▸ Task description:
Below is a block of records; repeat all of them exactly.

START Rows

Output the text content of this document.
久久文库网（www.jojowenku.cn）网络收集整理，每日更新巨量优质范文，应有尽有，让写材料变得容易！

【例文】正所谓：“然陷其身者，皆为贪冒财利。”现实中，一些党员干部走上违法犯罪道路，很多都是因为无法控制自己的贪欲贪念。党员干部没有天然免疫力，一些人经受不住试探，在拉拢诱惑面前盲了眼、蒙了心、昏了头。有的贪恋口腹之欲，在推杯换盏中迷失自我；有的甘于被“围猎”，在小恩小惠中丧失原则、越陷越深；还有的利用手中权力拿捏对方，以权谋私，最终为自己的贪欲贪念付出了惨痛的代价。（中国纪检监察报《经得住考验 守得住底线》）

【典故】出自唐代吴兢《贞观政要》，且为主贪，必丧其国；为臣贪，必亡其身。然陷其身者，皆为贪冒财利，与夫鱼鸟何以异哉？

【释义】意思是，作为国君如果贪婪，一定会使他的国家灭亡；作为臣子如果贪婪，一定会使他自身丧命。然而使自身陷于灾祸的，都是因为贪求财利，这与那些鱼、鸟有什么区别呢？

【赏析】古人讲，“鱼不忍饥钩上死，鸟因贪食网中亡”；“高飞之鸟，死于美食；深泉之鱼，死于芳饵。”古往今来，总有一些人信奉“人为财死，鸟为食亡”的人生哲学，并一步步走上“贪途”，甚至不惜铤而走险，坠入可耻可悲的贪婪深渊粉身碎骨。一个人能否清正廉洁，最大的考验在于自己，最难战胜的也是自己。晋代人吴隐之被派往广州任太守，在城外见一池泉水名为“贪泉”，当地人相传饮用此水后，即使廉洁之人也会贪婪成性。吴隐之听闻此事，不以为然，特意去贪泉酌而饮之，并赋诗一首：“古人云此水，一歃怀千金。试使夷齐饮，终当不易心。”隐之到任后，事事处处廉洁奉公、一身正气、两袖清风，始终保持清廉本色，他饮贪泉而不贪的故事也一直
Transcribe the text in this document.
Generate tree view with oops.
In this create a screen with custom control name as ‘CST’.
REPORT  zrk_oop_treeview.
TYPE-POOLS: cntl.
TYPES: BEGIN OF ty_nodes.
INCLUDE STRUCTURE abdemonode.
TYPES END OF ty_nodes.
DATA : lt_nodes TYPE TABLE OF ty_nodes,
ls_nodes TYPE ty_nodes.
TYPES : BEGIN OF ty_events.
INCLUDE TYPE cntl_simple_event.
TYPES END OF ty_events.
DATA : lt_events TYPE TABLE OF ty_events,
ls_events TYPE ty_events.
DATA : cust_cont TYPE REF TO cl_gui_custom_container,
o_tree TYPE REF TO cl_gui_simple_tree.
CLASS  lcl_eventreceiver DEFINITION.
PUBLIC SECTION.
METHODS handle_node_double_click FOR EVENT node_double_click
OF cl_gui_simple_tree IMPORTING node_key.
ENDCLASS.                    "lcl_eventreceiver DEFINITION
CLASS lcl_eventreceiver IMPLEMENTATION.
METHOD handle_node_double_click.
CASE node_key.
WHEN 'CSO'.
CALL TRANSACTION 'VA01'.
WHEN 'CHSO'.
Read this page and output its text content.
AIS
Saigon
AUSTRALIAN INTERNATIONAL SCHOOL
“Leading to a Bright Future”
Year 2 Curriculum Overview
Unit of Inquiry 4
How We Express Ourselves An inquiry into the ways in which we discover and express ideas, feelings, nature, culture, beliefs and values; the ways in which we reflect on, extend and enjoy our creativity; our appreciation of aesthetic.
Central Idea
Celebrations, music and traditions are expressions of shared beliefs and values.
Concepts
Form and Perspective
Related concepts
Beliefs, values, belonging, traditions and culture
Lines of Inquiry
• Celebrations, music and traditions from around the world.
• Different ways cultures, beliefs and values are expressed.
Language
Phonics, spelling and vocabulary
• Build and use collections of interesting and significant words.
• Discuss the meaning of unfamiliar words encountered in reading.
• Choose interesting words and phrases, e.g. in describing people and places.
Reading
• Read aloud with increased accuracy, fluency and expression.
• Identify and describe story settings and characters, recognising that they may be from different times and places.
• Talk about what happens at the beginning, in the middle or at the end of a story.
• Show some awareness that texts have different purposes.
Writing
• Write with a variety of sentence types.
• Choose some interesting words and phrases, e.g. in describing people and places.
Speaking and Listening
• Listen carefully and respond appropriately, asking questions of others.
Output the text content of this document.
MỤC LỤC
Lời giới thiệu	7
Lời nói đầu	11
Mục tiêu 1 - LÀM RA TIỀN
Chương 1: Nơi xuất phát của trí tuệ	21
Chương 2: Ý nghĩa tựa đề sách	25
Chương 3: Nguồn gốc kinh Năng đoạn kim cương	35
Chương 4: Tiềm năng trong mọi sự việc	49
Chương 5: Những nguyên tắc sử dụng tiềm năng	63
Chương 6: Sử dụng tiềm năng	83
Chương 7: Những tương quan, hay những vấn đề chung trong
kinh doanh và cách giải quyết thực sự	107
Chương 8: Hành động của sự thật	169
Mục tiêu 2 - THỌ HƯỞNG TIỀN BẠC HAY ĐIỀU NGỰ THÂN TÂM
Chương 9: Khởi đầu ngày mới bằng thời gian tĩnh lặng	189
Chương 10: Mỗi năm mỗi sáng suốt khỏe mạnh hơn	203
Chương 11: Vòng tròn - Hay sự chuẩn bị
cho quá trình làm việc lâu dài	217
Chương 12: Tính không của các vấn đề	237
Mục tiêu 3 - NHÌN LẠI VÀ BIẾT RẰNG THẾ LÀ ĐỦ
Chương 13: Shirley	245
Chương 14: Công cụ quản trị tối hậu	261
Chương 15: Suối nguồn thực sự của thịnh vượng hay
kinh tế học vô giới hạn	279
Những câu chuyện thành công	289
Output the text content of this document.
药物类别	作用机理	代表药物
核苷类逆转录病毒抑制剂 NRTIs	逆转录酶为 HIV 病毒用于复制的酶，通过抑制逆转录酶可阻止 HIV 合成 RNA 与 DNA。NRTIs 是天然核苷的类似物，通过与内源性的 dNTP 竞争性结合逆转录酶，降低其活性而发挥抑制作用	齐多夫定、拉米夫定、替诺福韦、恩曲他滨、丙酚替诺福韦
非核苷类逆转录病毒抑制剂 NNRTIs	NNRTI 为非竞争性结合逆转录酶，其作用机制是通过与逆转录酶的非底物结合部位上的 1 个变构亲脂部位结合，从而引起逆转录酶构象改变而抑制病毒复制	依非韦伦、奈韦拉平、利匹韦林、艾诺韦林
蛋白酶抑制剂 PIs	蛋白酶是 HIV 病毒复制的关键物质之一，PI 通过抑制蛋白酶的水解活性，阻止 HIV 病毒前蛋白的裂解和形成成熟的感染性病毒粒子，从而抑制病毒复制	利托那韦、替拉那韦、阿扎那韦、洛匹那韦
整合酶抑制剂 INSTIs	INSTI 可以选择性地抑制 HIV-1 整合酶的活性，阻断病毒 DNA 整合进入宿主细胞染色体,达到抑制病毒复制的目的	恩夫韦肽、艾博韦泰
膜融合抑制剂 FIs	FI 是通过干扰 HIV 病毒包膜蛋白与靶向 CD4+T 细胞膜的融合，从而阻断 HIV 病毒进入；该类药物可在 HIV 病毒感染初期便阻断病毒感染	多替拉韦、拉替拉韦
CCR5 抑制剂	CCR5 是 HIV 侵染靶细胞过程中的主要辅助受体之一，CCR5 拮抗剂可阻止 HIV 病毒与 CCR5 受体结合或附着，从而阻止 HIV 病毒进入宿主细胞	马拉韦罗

END Rows

▸ Finished answer:
Output the text content of this document.
久久文库网（www.jojowenku.cn）网络收集整理，每日更新巨量优质范文，应有尽有，让写材料变得容易！

【例文】正所谓：“然陷其身者，皆为贪冒财利。”现实中，一些党员干部走上违法犯罪道路，很多都是因为无法控制自己的贪欲贪念。党员干部没有天然免疫力，一些人经受不住试探，在拉拢诱惑面前盲了眼、蒙了心、昏了头。有的贪恋口腹之欲，在推杯换盏中迷失自我；有的甘于被“围猎”，在小恩小惠中丧失原则、越陷越深；还有的利用手中权力拿捏对方，以权谋私，最终为自己的贪欲贪念付出了惨痛的代价。（中国纪检监察报《经得住考验 守得住底线》）

【典故】出自唐代吴兢《贞观政要》，且为主贪，必丧其国；为臣贪，必亡其身。然陷其身者，皆为贪冒财利，与夫鱼鸟何以异哉？

【释义】意思是，作为国君如果贪婪，一定会使他的国家灭亡；作为臣子如果贪婪，一定会使他自身丧命。然而使自身陷于灾祸的，都是因为贪求财利，这与那些鱼、鸟有什么区别呢？

【赏析】古人讲，“鱼不忍饥钩上死，鸟因贪食网中亡”；“高飞之鸟，死于美食；深泉之鱼，死于芳饵。”古往今来，总有一些人信奉“人为财死，鸟为食亡”的人生哲学，并一步步走上“贪途”，甚至不惜铤而走险，坠入可耻可悲的贪婪深渊粉身碎骨。一个人能否清正廉洁，最大的考验在于自己，最难战胜的也是自己。晋代人吴隐之被派往广州任太守，在城外见一池泉水名为“贪泉”，当地人相传饮用此水后，即使廉洁之人也会贪婪成性。吴隐之听闻此事，不以为然，特意去贪泉酌而饮之，并赋诗一首：“古人云此水，一歃怀千金。试使夷齐饮，终当不易心。”隐之到任后，事事处处廉洁奉公、一身正气、两袖清风，始终保持清廉本色，他饮贪泉而不贪的故事也一直
Transcribe the text in this document.
Generate tree view with oops.
In this create a screen with custom control name as ‘CST’.
REPORT  zrk_oop_treeview.
TYPE-POOLS: cntl.
TYPES: BEGIN OF ty_nodes.
INCLUDE STRUCTURE abdemonode.
TYPES END OF ty_nodes.
DATA : lt_nodes TYPE TABLE OF ty_nodes,
ls_nodes TYPE ty_nodes.
TYPES : BEGIN OF ty_events.
INCLUDE TYPE cntl_simple_event.
TYPES END OF ty_events.
DATA : lt_events TYPE TABLE OF ty_events,
ls_events TYPE ty_events.
DATA : cust_cont TYPE REF TO cl_gui_custom_container,
o_tree TYPE REF TO cl_gui_simple_tree.
CLASS  lcl_eventreceiver DEFINITION.
PUBLIC SECTION.
METHODS handle_node_double_click FOR EVENT node_double_click
OF cl_gui_simple_tree IMPORTING node_key.
ENDCLASS.                    "lcl_eventreceiver DEFINITION
CLASS lcl_eventreceiver IMPLEMENTATION.
METHOD handle_node_double_click.
CASE node_key.
WHEN 'CSO'.
CALL TRANSACTION 'VA01'.
WHEN 'CHSO'.
Read this page and output its text content.
AIS
Saigon
AUSTRALIAN INTERNATIONAL SCHOOL
“Leading to a Bright Future”
Year 2 Curriculum Overview
Unit of Inquiry 4
How We Express Ourselves An inquiry into the ways in which we discover and express ideas, feelings, nature, culture, beliefs and values; the ways in which we reflect on, extend and enjoy our creativity; our appreciation of aesthetic.
Central Idea
Celebrations, music and traditions are expressions of shared beliefs and values.
Concepts
Form and Perspective
Related concepts
Beliefs, values, belonging, traditions and culture
Lines of Inquiry
• Celebrations, music and traditions from around the world.
• Different ways cultures, beliefs and values are expressed.
Language
Phonics, spelling and vocabulary
• Build and use collections of interesting and significant words.
• Discuss the meaning of unfamiliar words encountered in reading.
• Choose interesting words and phrases, e.g. in describing people and places.
Reading
• Read aloud with increased accuracy, fluency and expression.
• Identify and describe story settings and characters, recognising that they may be from different times and places.
• Talk about what happens at the beginning, in the middle or at the end of a story.
• Show some awareness that texts have different purposes.
Writing
• Write with a variety of sentence types.
• Choose some interesting words and phrases, e.g. in describing people and places.
Speaking and Listening
• Listen carefully and respond appropriately, asking questions of others.
Output the text content of this document.
MỤC LỤC
Lời giới thiệu	7
Lời nói đầu	11
Mục tiêu 1 - LÀM RA TIỀN
Chương 1: Nơi xuất phát của trí tuệ	21
Chương 2: Ý nghĩa tựa đề sách	25
Chương 3: Nguồn gốc kinh Năng đoạn kim cương	35
Chương 4: Tiềm năng trong mọi sự việc	49
Chương 5: Những nguyên tắc sử dụng tiềm năng	63
Chương 6: Sử dụng tiềm năng	83
Chương 7: Những tương quan, hay những vấn đề chung trong
kinh doanh và cách giải quyết thực sự	107
Chương 8: Hành động của sự thật	169
Mục tiêu 2 - THỌ HƯỞNG TIỀN BẠC HAY ĐIỀU NGỰ THÂN TÂM
Chương 9: Khởi đầu ngày mới bằng thời gian tĩnh lặng	189
Chương 10: Mỗi năm mỗi sáng suốt khỏe mạnh hơn	203
Chương 11: Vòng tròn - Hay sự chuẩn bị
cho quá trình làm việc lâu dài	217
Chương 12: Tính không của các vấn đề	237
Mục tiêu 3 - NHÌN LẠI VÀ BIẾT RẰNG THẾ LÀ ĐỦ
Chương 13: Shirley	245
Chương 14: Công cụ quản trị tối hậu	261
Chương 15: Suối nguồn thực sự của thịnh vượng hay
kinh tế học vô giới hạn	279
Những câu chuyện thành công	289
Output the text content of this document.
药物类别	作用机理	代表药物
核苷类逆转录病毒抑制剂 NRTIs	逆转录酶为 HIV 病毒用于复制的酶，通过抑制逆转录酶可阻止 HIV 合成 RNA 与 DNA。NRTIs 是天然核苷的类似物，通过与内源性的 dNTP 竞争性结合逆转录酶，降低其活性而发挥抑制作用	齐多夫定、拉米夫定、替诺福韦、恩曲他滨、丙酚替诺福韦
非核苷类逆转录病毒抑制剂 NNRTIs	NNRTI 为非竞争性结合逆转录酶，其作用机制是通过与逆转录酶的非底物结合部位上的 1 个变构亲脂部位结合，从而引起逆转录酶构象改变而抑制病毒复制	依非韦伦、奈韦拉平、利匹韦林、艾诺韦林
蛋白酶抑制剂 PIs	蛋白酶是 HIV 病毒复制的关键物质之一，PI 通过抑制蛋白酶的水解活性，阻止 HIV 病毒前蛋白的裂解和形成成熟的感染性病毒粒子，从而抑制病毒复制	利托那韦、替拉那韦、阿扎那韦、洛匹那韦
整合酶抑制剂 INSTIs	INSTI 可以选择性地抑制 HIV-1 整合酶的活性，阻断病毒 DNA 整合进入宿主细胞染色体,达到抑制病毒复制的目的	恩夫韦肽、艾博韦泰
膜融合抑制剂 FIs	FI 是通过干扰 HIV 病毒包膜蛋白与靶向 CD4+T 细胞膜的融合，从而阻断 HIV 病毒进入；该类药物可在 HIV 病毒感染初期便阻断病毒感染	多替拉韦、拉替拉韦
CCR5 抑制剂	CCR5 是 HIV 侵染靶细胞过程中的主要辅助受体之一，CCR5 拮抗剂可阻止 HIV 病毒与 CCR5 受体结合或附着，从而阻止 HIV 病毒进入宿主细胞	马拉韦罗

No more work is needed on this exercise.